--- Begin ---

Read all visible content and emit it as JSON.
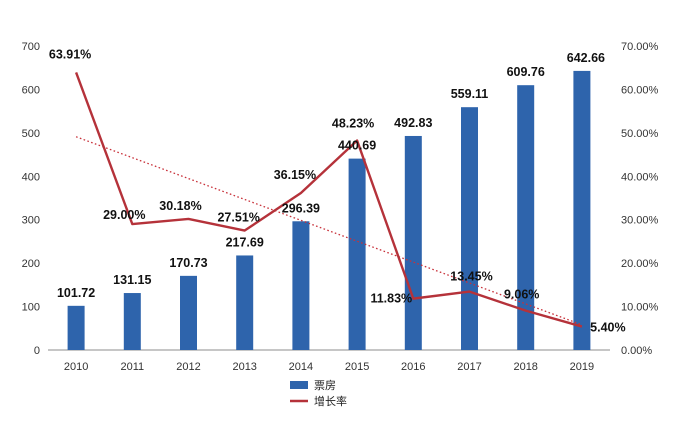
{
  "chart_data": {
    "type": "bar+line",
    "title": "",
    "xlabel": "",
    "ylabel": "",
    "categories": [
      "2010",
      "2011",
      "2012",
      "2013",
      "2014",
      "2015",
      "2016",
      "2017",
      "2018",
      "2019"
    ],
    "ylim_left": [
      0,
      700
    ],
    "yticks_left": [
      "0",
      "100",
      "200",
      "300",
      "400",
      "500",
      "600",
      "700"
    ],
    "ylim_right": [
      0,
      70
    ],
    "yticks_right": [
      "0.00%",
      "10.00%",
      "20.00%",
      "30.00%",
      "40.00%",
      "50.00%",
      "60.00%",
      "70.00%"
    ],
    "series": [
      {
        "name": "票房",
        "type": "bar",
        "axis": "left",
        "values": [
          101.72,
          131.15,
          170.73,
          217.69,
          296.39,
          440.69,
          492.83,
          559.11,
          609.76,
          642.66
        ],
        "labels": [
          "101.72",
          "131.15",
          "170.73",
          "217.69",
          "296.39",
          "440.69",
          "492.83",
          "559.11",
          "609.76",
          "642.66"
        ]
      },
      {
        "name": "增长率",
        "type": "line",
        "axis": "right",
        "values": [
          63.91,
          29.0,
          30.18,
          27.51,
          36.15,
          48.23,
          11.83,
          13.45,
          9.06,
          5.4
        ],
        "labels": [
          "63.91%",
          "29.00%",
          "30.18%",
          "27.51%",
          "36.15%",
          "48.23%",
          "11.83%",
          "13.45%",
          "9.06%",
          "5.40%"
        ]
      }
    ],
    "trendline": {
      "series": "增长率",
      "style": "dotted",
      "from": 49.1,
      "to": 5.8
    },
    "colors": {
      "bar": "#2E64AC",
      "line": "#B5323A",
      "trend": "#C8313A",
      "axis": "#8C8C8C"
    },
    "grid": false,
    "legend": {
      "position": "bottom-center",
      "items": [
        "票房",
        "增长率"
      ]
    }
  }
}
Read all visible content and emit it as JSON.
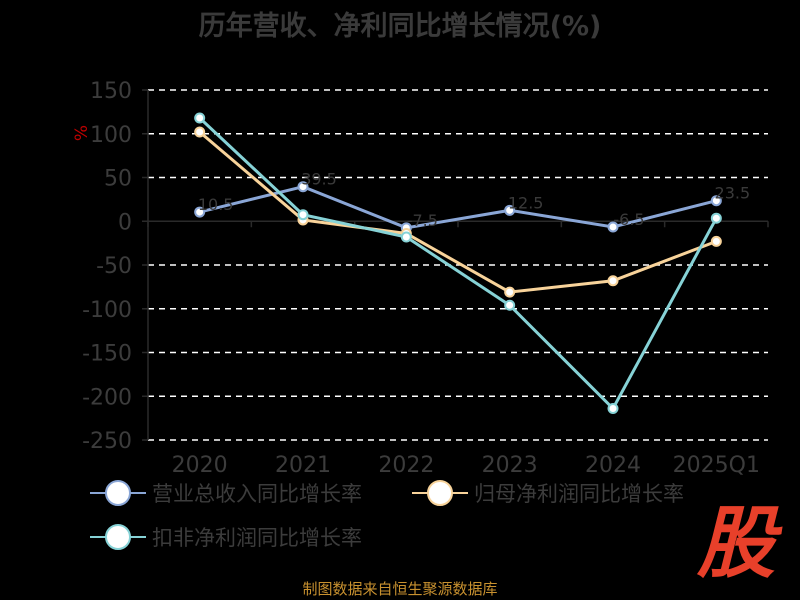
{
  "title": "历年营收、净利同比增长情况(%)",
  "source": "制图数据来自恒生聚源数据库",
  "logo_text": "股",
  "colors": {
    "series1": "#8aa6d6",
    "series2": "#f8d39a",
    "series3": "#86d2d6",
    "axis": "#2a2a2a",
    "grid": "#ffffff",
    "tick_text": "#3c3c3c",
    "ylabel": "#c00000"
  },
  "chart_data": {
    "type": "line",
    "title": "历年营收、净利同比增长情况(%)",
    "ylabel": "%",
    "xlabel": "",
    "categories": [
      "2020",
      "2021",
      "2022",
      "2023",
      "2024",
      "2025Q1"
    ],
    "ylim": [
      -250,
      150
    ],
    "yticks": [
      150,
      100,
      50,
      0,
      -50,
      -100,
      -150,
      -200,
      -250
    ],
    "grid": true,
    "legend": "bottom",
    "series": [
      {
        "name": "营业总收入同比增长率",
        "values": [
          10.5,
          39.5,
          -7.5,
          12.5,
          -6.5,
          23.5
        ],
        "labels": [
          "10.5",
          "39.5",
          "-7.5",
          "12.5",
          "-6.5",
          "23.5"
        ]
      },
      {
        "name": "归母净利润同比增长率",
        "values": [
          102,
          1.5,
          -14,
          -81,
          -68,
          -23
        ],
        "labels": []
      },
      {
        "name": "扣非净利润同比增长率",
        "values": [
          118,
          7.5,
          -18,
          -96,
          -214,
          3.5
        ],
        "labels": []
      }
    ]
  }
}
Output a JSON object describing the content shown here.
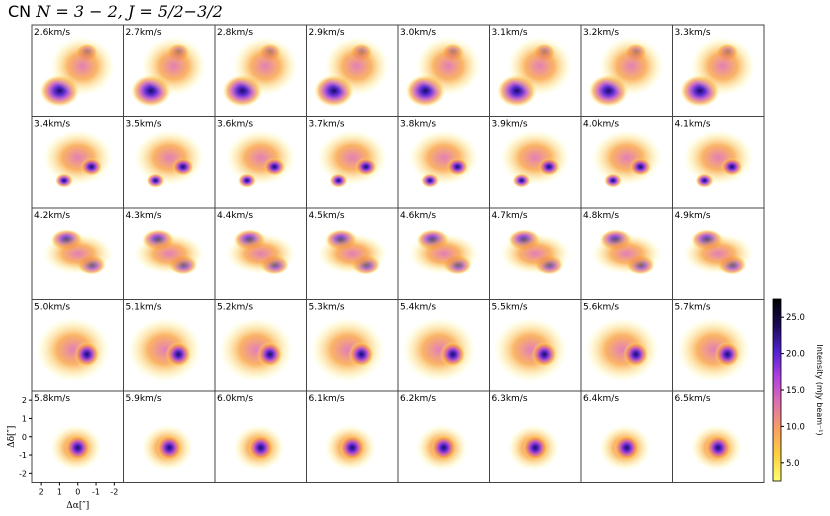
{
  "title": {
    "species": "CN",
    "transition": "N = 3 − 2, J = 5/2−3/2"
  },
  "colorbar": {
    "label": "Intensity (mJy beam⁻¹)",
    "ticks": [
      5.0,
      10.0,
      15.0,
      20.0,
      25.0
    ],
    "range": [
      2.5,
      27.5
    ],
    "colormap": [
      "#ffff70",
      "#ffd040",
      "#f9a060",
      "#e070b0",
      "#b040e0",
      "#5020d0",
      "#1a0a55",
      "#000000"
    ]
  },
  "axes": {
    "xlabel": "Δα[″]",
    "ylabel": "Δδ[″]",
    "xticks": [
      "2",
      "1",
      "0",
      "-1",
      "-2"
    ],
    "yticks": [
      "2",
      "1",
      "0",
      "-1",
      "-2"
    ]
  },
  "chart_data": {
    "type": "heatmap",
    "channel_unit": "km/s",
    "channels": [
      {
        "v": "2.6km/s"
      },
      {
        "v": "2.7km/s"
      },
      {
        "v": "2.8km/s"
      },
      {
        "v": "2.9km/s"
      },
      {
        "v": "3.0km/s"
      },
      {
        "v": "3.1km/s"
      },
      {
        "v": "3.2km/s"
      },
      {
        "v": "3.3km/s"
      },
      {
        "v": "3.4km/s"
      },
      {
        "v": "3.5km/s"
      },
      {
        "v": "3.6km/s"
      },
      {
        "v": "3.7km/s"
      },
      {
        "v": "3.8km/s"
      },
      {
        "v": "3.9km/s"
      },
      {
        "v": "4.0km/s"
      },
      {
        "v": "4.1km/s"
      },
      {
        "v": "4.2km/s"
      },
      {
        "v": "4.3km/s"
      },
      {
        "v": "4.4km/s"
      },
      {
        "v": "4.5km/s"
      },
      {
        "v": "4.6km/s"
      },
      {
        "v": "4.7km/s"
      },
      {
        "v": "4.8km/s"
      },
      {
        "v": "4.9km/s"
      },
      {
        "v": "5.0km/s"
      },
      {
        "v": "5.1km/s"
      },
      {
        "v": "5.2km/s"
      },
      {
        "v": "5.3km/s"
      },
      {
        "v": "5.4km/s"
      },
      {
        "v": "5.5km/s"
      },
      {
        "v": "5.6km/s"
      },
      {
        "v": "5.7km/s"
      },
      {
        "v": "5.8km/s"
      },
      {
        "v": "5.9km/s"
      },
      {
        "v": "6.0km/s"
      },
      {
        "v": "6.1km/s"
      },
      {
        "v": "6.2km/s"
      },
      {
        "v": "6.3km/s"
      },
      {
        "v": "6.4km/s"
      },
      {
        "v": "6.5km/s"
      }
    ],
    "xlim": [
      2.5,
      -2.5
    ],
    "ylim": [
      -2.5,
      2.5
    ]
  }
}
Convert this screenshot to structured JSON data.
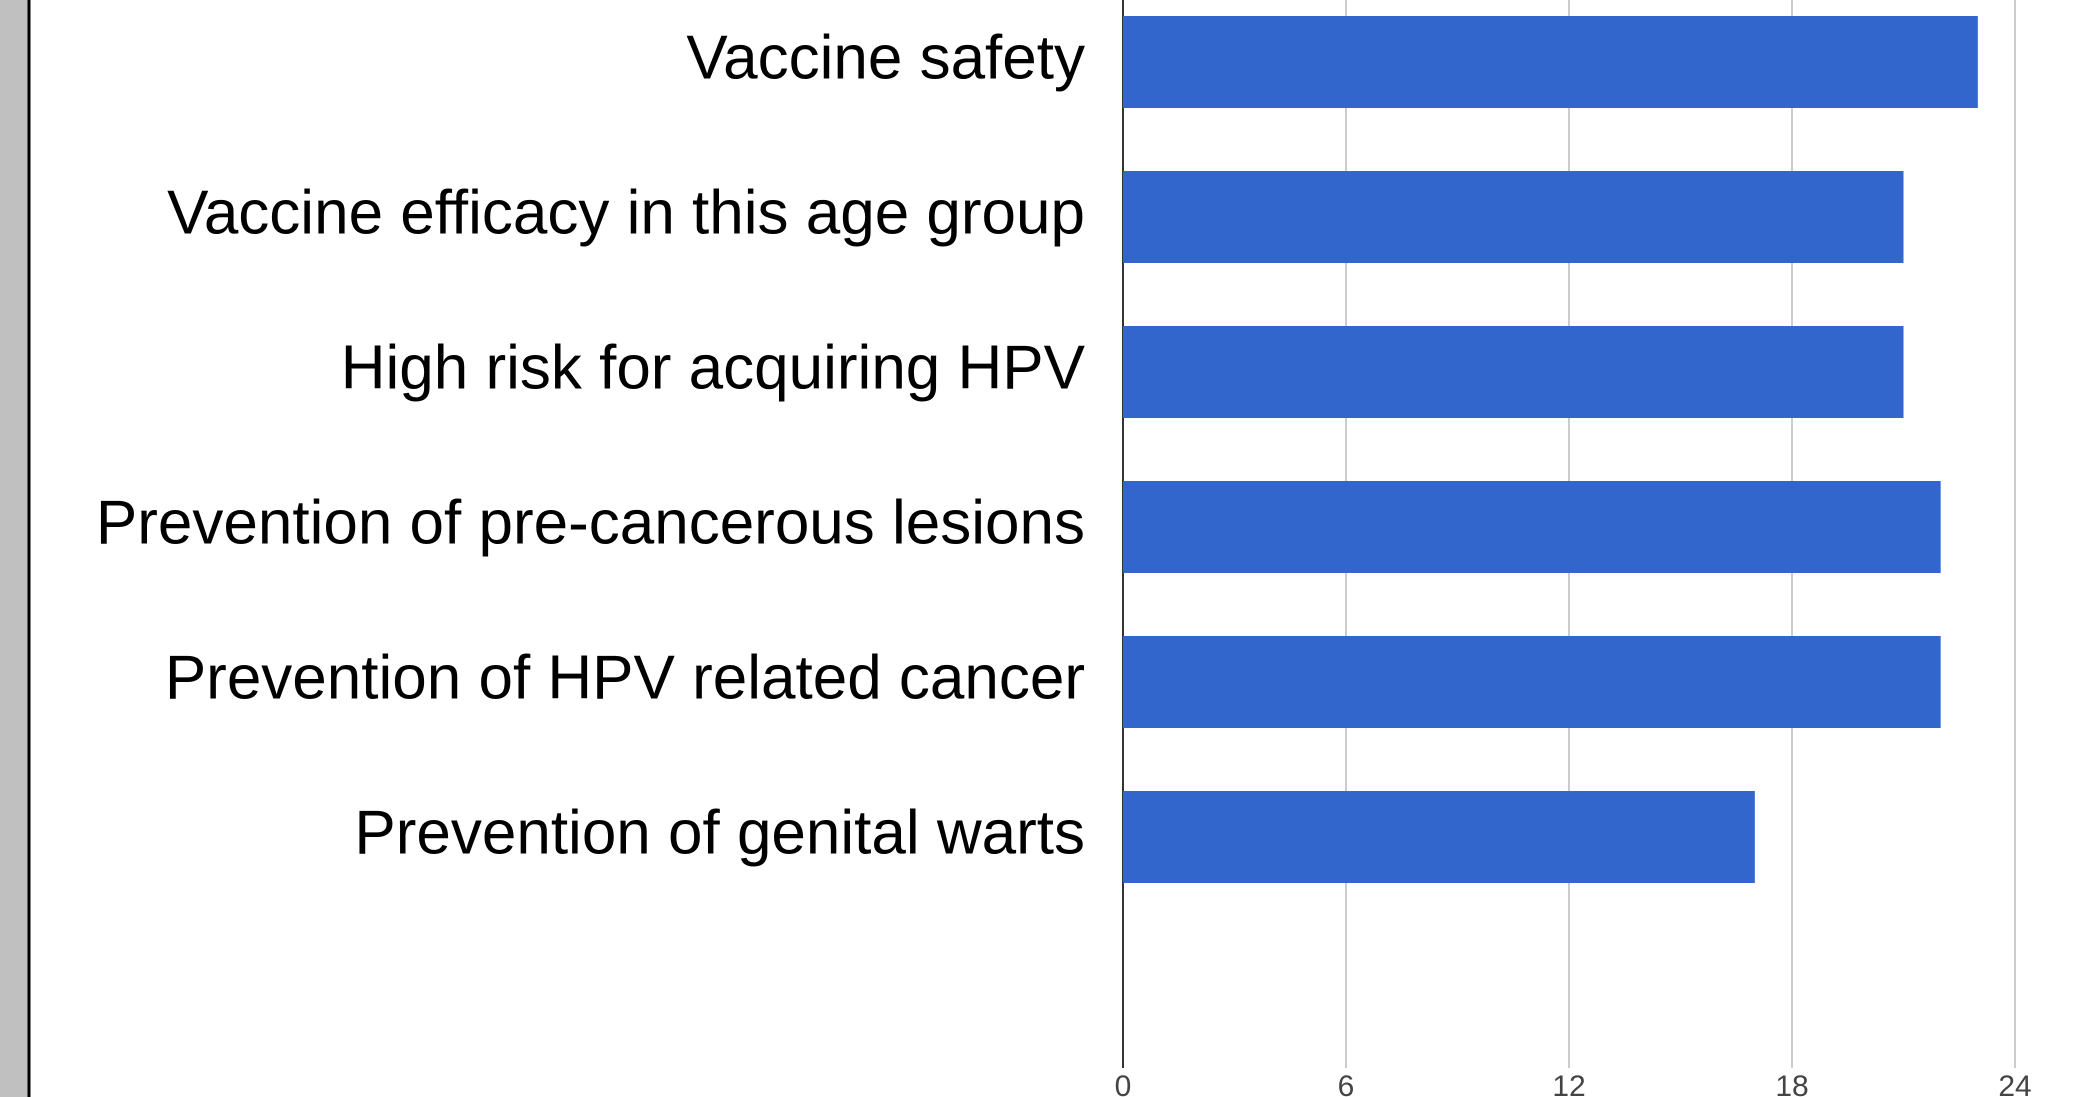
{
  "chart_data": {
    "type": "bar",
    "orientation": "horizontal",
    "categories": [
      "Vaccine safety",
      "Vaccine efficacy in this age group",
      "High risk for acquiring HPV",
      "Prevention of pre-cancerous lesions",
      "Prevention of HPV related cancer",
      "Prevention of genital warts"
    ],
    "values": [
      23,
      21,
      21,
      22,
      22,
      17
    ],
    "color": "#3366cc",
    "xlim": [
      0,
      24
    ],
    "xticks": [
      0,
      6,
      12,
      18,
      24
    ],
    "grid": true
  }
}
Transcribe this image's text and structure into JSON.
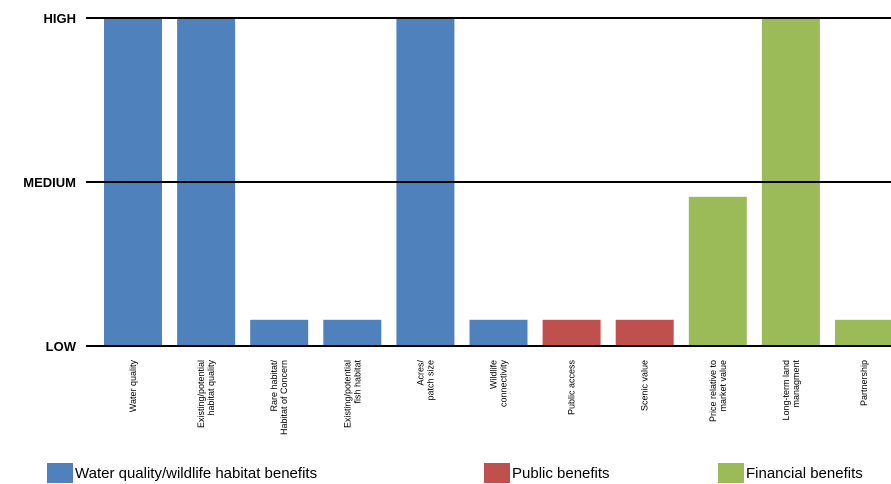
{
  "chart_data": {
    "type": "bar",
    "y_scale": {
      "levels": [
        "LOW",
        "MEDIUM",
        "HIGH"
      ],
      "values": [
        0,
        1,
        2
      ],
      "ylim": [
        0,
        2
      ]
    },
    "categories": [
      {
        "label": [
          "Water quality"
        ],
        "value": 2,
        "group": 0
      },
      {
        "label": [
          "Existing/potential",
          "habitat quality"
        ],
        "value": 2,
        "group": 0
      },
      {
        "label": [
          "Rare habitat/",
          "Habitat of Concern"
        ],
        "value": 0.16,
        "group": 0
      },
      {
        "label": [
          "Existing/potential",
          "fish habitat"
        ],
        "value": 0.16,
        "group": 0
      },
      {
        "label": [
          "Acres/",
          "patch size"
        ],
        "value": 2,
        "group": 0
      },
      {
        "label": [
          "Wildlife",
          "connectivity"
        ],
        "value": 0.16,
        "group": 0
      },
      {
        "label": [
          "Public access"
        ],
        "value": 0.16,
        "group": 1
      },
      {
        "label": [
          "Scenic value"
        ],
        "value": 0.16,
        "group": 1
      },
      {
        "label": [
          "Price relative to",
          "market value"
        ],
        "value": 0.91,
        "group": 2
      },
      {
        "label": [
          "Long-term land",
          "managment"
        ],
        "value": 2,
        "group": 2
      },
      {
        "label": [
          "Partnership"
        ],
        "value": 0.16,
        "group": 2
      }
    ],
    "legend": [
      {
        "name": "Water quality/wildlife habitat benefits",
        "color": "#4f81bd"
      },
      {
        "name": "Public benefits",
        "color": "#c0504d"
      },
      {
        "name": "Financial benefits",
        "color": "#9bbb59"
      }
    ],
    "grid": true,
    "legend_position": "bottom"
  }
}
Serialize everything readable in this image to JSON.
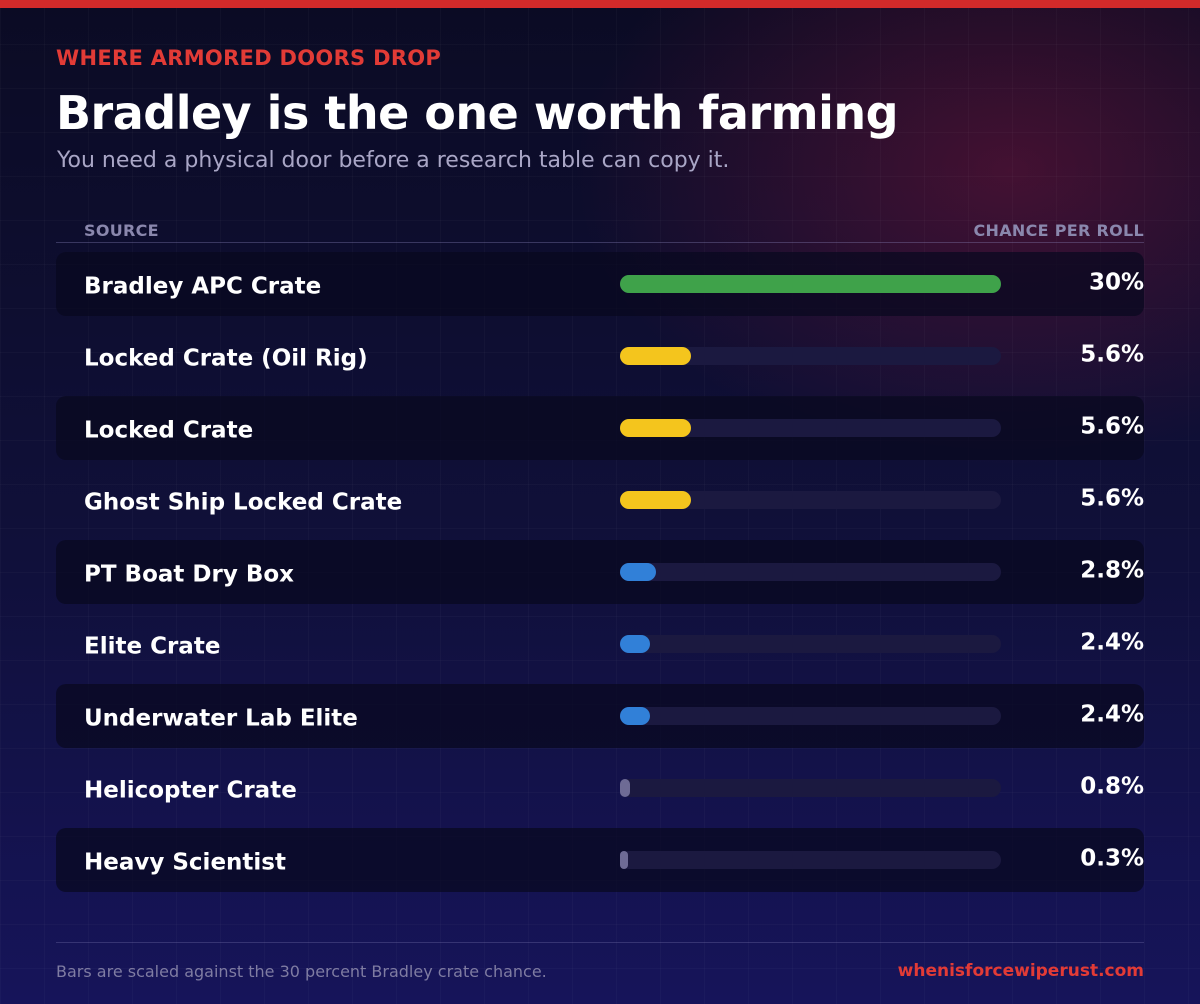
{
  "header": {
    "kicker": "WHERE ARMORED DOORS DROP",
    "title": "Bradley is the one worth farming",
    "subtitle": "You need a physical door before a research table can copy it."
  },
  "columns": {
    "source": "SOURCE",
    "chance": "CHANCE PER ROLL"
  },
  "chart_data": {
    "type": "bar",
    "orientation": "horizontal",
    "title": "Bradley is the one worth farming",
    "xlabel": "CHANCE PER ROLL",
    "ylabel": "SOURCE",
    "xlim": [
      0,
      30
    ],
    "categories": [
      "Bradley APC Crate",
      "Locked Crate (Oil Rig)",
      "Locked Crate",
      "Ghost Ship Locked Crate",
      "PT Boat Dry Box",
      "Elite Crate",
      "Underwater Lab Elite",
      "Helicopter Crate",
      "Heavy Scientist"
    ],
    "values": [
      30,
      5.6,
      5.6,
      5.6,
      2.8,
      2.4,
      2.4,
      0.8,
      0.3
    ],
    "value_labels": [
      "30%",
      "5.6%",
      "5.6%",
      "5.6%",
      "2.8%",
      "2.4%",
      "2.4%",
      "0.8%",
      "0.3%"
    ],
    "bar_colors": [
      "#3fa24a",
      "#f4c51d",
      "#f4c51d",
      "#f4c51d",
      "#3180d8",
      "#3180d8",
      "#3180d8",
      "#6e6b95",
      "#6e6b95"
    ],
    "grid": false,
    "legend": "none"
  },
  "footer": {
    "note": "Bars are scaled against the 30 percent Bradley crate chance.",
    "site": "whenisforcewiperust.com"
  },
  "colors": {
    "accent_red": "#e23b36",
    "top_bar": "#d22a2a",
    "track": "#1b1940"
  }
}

--- End ---

*Given exercise*
Read the entries above, then pull out the lines that include "Prevention".

*Reply to the task*
      "Prevention of pre-cancerous lesions",
      "Prevention of HPV related cancer",
      "Prevention of genital warts"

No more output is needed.